__STATED TASK__.
Reproduce each line from the records that holds "this".

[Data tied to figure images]
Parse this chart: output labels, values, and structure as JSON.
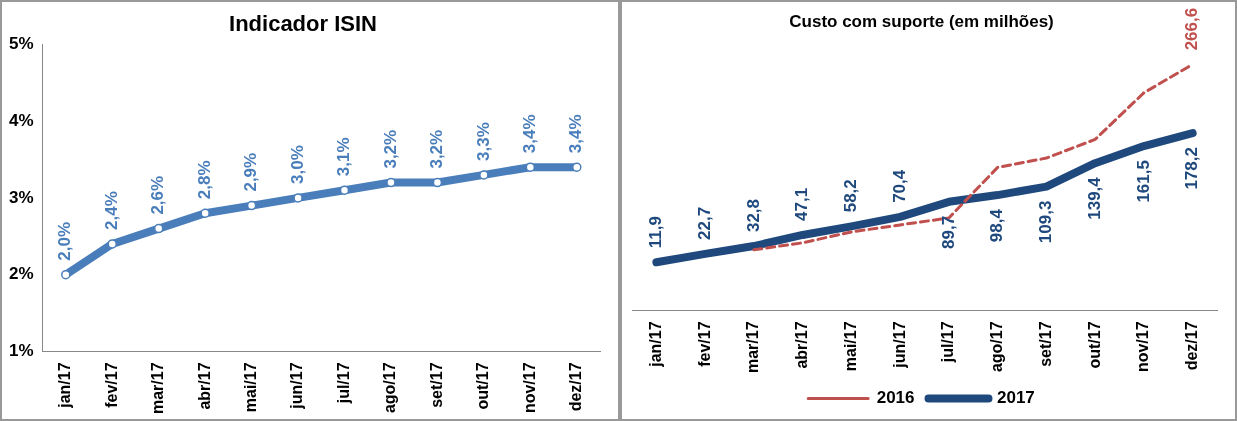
{
  "chart_data": [
    {
      "type": "line",
      "title": "Indicador ISIN",
      "categories": [
        "jan/17",
        "fev/17",
        "mar/17",
        "abr/17",
        "mai/17",
        "jun/17",
        "jul/17",
        "ago/17",
        "set/17",
        "out/17",
        "nov/17",
        "dez/17"
      ],
      "series": [
        {
          "color": "#4a7ebb",
          "values": [
            2.0,
            2.4,
            2.6,
            2.8,
            2.9,
            3.0,
            3.1,
            3.2,
            3.2,
            3.3,
            3.4,
            3.4
          ],
          "value_labels": [
            "2,0%",
            "2,4%",
            "2,6%",
            "2,8%",
            "2,9%",
            "3,0%",
            "3,1%",
            "3,2%",
            "3,2%",
            "3,3%",
            "3,4%",
            "3,4%"
          ]
        }
      ],
      "ylim": [
        1,
        5
      ],
      "yticks": [
        {
          "value": 1,
          "label": "1%"
        },
        {
          "value": 2,
          "label": "2%"
        },
        {
          "value": 3,
          "label": "3%"
        },
        {
          "value": 4,
          "label": "4%"
        },
        {
          "value": 5,
          "label": "5%"
        }
      ],
      "grid": false,
      "legend": false,
      "marker": "circle"
    },
    {
      "type": "line",
      "title": "Custo com suporte (em milhões)",
      "categories": [
        "jan/17",
        "fev/17",
        "mar/17",
        "abr/17",
        "mai/17",
        "jun/17",
        "jul/17",
        "ago/17",
        "set/17",
        "out/17",
        "nov/17",
        "dez/17"
      ],
      "series": [
        {
          "name": "2016",
          "color": "#c0504d",
          "line_style": "dashed",
          "values": [
            null,
            null,
            28,
            37,
            51,
            60,
            69,
            134,
            146,
            170,
            230,
            266.6
          ],
          "value_labels": [
            null,
            null,
            null,
            null,
            null,
            null,
            null,
            null,
            null,
            null,
            null,
            "266,6"
          ]
        },
        {
          "name": "2017",
          "color": "#1f497d",
          "line_style": "solid",
          "values": [
            11.9,
            22.7,
            32.8,
            47.1,
            58.2,
            70.4,
            89.7,
            98.4,
            109.3,
            139.4,
            161.5,
            178.2
          ],
          "value_labels": [
            "11,9",
            "22,7",
            "32,8",
            "47,1",
            "58,2",
            "70,4",
            "89,7",
            "98,4",
            "109,3",
            "139,4",
            "161,5",
            "178,2"
          ]
        }
      ],
      "tick_labels": "x",
      "grid": false,
      "legend": "bottom",
      "marker": "none"
    }
  ]
}
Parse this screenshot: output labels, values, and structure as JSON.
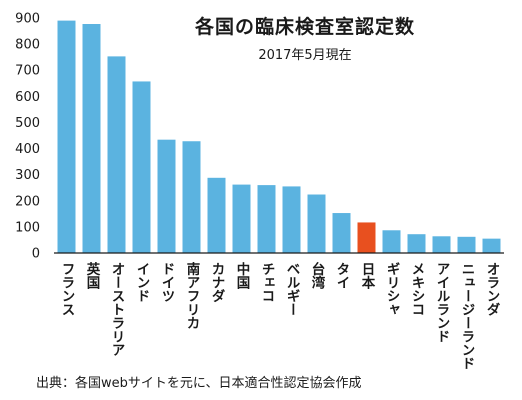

__FULL RESPONSE__.
Parse this chart: output labels, values, and structure as JSON.
Parse this screenshot: output labels, values, and structure as JSON.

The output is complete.